## Exercise objective:
Report how many lines hold the string "ylabel". Give the number and nothing else.

○ ○ ○ ○

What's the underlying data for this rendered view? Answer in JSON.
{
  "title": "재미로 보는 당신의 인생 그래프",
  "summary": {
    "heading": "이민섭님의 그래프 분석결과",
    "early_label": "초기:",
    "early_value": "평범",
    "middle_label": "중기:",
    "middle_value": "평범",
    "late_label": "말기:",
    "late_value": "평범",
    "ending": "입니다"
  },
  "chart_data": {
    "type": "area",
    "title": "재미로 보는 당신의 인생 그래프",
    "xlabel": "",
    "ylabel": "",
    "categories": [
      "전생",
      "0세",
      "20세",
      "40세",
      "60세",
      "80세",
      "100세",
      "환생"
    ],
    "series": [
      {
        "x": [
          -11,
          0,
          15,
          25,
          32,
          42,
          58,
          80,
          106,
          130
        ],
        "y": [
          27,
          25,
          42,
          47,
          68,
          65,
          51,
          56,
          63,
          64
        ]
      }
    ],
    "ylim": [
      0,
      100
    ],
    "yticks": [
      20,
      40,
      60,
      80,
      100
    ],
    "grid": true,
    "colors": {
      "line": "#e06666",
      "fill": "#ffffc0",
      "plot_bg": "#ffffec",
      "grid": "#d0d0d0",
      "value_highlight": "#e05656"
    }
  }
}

○ ○ ○ ○

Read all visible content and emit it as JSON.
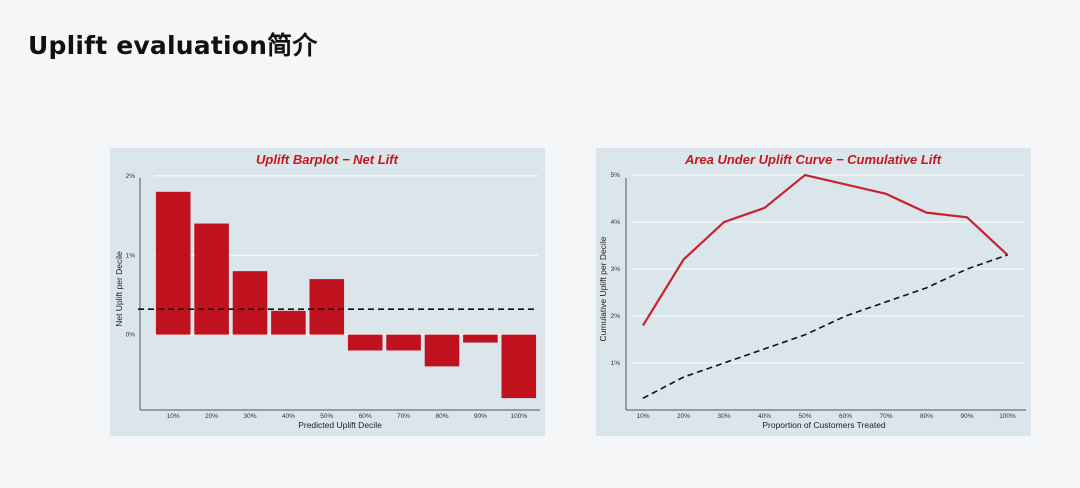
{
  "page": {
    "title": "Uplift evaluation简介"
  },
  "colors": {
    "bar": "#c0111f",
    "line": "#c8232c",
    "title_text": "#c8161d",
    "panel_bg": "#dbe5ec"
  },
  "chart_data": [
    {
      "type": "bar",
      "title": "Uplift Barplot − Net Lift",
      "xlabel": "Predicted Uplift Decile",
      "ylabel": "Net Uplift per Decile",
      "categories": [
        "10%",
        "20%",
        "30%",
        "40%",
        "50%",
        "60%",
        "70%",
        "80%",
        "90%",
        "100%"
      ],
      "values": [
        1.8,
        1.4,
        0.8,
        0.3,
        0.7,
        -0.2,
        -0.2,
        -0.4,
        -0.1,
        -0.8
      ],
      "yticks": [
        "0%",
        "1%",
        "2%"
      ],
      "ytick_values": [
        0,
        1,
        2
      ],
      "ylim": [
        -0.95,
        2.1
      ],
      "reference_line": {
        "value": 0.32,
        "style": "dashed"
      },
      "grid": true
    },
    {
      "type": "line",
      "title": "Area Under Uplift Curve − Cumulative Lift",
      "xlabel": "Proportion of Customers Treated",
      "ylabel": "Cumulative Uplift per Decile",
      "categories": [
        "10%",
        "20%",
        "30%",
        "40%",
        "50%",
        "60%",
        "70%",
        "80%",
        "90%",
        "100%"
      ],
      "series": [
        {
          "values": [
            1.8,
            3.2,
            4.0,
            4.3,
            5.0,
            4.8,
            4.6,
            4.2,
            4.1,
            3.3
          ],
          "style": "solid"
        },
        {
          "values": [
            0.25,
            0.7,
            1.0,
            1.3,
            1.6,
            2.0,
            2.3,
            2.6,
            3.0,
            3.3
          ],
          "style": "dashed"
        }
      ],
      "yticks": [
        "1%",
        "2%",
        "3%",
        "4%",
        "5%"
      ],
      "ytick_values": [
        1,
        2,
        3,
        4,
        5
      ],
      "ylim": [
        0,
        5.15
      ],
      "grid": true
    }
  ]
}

○ ○ ○ ○

## Worked solution:
3